## Stated problem
Gather up every line that includes the string "leak".

## Recorded data
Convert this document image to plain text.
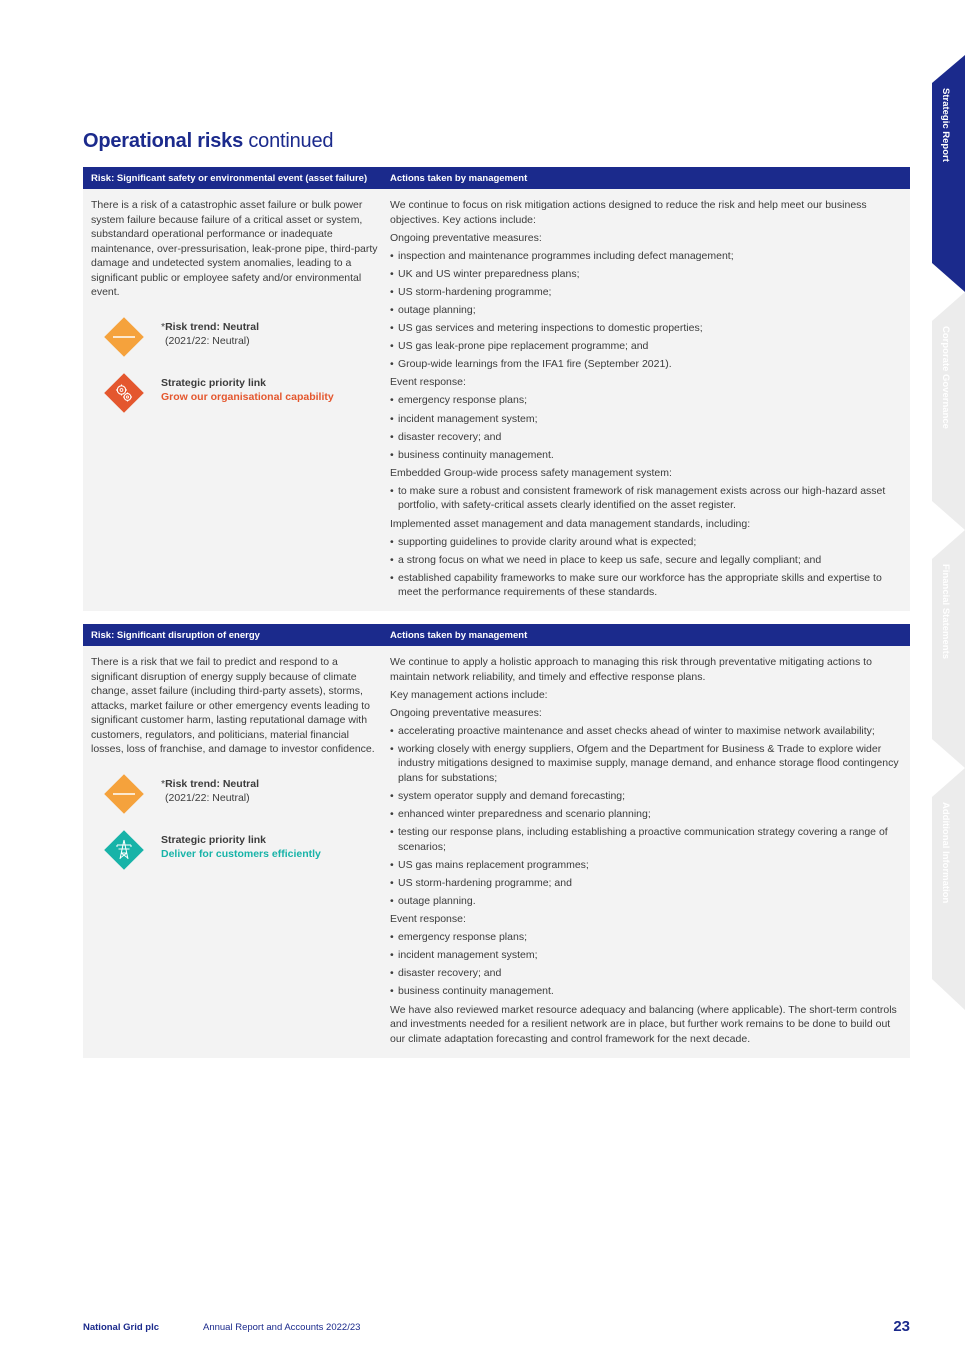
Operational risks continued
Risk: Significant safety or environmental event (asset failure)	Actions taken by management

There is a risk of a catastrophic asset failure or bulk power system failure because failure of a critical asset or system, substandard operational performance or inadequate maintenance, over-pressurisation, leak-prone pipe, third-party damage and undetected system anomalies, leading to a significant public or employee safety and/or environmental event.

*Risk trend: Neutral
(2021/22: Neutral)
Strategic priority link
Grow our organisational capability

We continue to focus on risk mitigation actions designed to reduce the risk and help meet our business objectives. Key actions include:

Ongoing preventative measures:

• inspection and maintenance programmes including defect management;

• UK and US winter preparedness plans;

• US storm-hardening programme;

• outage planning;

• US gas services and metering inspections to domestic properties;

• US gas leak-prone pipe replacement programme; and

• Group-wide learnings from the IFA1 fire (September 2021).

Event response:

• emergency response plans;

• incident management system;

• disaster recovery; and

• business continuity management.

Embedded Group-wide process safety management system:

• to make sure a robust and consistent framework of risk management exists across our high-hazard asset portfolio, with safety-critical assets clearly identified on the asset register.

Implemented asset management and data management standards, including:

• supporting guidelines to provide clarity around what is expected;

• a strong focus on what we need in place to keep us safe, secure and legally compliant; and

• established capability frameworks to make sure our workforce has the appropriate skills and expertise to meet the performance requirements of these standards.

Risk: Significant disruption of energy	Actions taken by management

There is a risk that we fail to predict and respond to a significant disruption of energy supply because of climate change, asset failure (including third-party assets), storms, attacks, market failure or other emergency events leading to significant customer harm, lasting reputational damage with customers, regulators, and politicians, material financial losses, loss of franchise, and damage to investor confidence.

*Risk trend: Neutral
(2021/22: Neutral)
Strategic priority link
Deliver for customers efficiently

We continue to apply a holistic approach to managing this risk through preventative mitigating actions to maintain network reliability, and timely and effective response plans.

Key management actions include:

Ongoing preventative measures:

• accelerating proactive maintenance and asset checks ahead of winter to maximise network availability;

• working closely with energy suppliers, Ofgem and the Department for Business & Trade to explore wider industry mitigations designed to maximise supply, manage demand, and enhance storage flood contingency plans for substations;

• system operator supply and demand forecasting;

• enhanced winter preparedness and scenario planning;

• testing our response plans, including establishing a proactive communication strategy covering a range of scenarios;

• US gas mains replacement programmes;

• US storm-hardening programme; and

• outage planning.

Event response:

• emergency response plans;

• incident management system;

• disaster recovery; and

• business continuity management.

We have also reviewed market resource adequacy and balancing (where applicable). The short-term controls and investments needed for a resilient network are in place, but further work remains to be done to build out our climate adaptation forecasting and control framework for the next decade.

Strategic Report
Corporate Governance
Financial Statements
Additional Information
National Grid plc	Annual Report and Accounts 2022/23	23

--

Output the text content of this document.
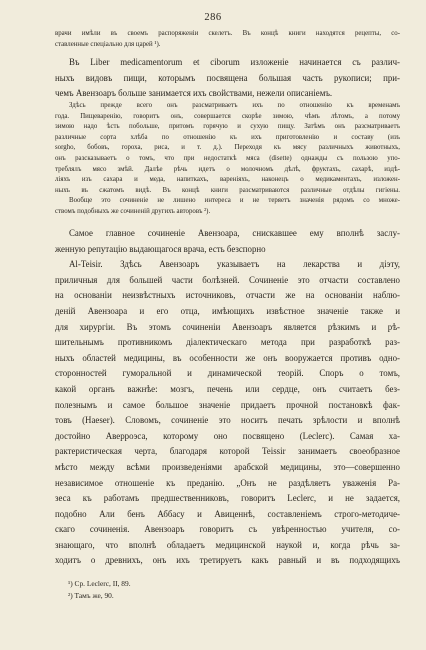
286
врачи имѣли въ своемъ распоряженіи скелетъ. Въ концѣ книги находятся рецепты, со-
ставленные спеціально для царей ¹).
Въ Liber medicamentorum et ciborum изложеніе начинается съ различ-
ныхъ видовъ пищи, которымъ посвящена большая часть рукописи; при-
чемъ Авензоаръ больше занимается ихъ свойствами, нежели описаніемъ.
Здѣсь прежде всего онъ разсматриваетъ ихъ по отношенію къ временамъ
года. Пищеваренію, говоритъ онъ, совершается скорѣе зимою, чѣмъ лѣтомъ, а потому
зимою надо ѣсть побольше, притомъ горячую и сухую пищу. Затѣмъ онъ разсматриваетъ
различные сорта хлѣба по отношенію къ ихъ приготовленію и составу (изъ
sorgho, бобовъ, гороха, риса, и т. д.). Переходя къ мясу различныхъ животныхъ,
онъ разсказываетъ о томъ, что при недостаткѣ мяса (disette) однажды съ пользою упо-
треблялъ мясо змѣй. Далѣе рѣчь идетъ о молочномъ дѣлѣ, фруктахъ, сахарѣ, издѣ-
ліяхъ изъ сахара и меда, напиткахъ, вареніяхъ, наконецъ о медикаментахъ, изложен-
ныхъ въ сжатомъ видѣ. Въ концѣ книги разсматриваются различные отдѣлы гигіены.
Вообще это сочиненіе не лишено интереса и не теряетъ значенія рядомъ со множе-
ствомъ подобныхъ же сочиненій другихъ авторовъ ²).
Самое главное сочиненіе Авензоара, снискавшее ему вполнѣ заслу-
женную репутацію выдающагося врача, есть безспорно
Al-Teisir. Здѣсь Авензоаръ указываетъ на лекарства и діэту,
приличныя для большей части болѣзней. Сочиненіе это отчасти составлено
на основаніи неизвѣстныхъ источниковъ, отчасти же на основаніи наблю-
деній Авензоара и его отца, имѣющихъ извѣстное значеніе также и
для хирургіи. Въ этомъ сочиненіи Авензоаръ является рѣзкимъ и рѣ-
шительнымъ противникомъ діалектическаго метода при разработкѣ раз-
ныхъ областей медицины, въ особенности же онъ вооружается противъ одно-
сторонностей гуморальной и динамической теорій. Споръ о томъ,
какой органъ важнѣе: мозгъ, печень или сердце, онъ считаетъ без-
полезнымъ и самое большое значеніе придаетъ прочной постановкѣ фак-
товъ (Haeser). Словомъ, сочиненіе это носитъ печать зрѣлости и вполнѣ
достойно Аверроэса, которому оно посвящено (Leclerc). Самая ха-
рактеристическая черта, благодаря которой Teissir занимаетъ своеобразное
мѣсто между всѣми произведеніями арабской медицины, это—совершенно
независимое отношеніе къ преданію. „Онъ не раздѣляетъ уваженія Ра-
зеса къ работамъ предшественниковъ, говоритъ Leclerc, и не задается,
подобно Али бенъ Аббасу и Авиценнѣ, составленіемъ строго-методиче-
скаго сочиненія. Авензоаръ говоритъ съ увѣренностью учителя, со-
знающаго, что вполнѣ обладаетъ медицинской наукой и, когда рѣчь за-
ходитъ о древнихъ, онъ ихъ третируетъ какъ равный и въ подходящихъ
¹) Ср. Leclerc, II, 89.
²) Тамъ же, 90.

## Solved exercise
There is a risk of a catastrophic asset failure or bulk power system failure because failure of a critical asset or system, substandard operational performance or inadequate maintenance, over-pressurisation, leak-prone pipe, third-party damage and undetected system anomalies, leading to a significant public or employee safety and/or environmental event.
• US gas leak-prone pipe replacement programme; and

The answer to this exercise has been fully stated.